● **Problem requirements**:
Lay out the rows from the first line through the line with "- Bar: [926, 425, 930, 444]" (both included) as a Markdown table with the columns Number and Line, and leave out any blank lines.

Collection entries:
-*-
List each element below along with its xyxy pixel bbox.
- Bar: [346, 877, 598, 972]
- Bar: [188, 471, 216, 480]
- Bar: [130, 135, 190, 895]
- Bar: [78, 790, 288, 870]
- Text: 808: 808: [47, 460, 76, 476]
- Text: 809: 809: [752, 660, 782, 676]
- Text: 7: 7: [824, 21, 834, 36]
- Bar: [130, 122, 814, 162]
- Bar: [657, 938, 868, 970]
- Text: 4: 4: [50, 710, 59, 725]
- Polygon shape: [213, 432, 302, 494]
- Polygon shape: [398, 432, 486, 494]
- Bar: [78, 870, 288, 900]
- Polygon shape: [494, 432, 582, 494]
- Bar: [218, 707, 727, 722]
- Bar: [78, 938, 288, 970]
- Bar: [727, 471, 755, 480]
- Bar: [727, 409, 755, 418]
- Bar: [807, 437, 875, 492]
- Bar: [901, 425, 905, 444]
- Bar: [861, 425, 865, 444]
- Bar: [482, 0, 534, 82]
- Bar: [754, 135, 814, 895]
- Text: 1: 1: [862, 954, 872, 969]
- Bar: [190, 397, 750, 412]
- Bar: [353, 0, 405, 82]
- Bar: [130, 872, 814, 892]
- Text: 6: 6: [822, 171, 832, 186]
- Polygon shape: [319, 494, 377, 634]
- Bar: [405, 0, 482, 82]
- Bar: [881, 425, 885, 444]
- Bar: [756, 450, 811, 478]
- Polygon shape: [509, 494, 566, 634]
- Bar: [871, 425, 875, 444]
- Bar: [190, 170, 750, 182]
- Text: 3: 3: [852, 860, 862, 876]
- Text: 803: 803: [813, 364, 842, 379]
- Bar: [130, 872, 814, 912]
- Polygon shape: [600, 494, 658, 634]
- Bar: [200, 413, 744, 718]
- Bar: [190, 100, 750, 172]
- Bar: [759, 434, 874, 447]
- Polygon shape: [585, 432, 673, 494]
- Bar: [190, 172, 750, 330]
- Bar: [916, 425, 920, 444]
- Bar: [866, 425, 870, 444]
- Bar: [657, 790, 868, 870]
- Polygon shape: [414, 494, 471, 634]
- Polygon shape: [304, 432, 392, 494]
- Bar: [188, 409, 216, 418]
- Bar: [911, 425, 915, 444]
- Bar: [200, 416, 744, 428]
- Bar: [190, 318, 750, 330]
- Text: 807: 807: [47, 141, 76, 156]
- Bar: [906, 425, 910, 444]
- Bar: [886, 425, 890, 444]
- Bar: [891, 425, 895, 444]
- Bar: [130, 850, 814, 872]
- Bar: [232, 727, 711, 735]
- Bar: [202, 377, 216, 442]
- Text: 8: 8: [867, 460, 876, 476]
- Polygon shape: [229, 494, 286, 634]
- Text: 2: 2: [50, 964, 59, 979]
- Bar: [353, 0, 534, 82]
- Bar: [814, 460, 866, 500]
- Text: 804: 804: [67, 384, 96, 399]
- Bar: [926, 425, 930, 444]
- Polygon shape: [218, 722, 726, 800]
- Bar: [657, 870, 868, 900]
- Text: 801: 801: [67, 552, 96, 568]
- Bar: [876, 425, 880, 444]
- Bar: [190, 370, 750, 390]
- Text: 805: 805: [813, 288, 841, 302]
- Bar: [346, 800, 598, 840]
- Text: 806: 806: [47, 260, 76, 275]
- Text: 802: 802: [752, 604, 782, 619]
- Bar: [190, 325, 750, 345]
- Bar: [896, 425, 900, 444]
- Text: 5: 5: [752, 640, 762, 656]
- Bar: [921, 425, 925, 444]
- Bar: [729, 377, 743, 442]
-*-
● **Response to the exercise**:
| Number | Line |
|---|---|
| 1 | List each element below along with its xyxy pixel bbox. |
| 2 | - Bar: [346, 877, 598, 972] |
| 3 | - Bar: [188, 471, 216, 480] |
| 4 | - Bar: [130, 135, 190, 895] |
| 5 | - Bar: [78, 790, 288, 870] |
| 6 | - Text: 808: 808: [47, 460, 76, 476] |
| 7 | - Text: 809: 809: [752, 660, 782, 676] |
| 8 | - Text: 7: 7: [824, 21, 834, 36] |
| 9 | - Bar: [130, 122, 814, 162] |
| 10 | - Bar: [657, 938, 868, 970] |
| 11 | - Text: 4: 4: [50, 710, 59, 725] |
| 12 | - Polygon shape: [213, 432, 302, 494] |
| 13 | - Polygon shape: [398, 432, 486, 494] |
| 14 | - Bar: [78, 870, 288, 900] |
| 15 | - Polygon shape: [494, 432, 582, 494] |
| 16 | - Bar: [218, 707, 727, 722] |
| 17 | - Bar: [78, 938, 288, 970] |
| 18 | - Bar: [727, 471, 755, 480] |
| 19 | - Bar: [727, 409, 755, 418] |
| 20 | - Bar: [807, 437, 875, 492] |
| 21 | - Bar: [901, 425, 905, 444] |
| 22 | - Bar: [861, 425, 865, 444] |
| 23 | - Bar: [482, 0, 534, 82] |
| 24 | - Bar: [754, 135, 814, 895] |
| 25 | - Text: 1: 1: [862, 954, 872, 969] |
| 26 | - Bar: [190, 397, 750, 412] |
| 27 | - Bar: [353, 0, 405, 82] |
| 28 | - Bar: [130, 872, 814, 892] |
| 29 | - Text: 6: 6: [822, 171, 832, 186] |
| 30 | - Polygon shape: [319, 494, 377, 634] |
| 31 | - Bar: [405, 0, 482, 82] |
| 32 | - Bar: [881, 425, 885, 444] |
| 33 | - Bar: [756, 450, 811, 478] |
| 34 | - Polygon shape: [509, 494, 566, 634] |
| 35 | - Bar: [871, 425, 875, 444] |
| 36 | - Bar: [190, 170, 750, 182] |
| 37 | - Text: 3: 3: [852, 860, 862, 876] |
| 38 | - Text: 803: 803: [813, 364, 842, 379] |
| 39 | - Bar: [130, 872, 814, 912] |
| 40 | - Polygon shape: [600, 494, 658, 634] |
| 41 | - Bar: [200, 413, 744, 718] |
| 42 | - Bar: [190, 100, 750, 172] |
| 43 | - Bar: [759, 434, 874, 447] |
| 44 | - Polygon shape: [585, 432, 673, 494] |
| 45 | - Bar: [190, 172, 750, 330] |
| 46 | - Bar: [916, 425, 920, 444] |
| 47 | - Bar: [866, 425, 870, 444] |
| 48 | - Bar: [657, 790, 868, 870] |
| 49 | - Polygon shape: [414, 494, 471, 634] |
| 50 | - Polygon shape: [304, 432, 392, 494] |
| 51 | - Bar: [188, 409, 216, 418] |
| 52 | - Bar: [911, 425, 915, 444] |
| 53 | - Bar: [200, 416, 744, 428] |
| 54 | - Bar: [190, 318, 750, 330] |
| 55 | - Text: 807: 807: [47, 141, 76, 156] |
| 56 | - Bar: [906, 425, 910, 444] |
| 57 | - Bar: [886, 425, 890, 444] |
| 58 | - Bar: [891, 425, 895, 444] |
| 59 | - Bar: [130, 850, 814, 872] |
| 60 | - Bar: [232, 727, 711, 735] |
| 61 | - Bar: [202, 377, 216, 442] |
| 62 | - Text: 8: 8: [867, 460, 876, 476] |
| 63 | - Polygon shape: [229, 494, 286, 634] |
| 64 | - Text: 2: 2: [50, 964, 59, 979] |
| 65 | - Bar: [353, 0, 534, 82] |
| 66 | - Bar: [814, 460, 866, 500] |
| 67 | - Text: 804: 804: [67, 384, 96, 399] |
| 68 | - Bar: [926, 425, 930, 444] |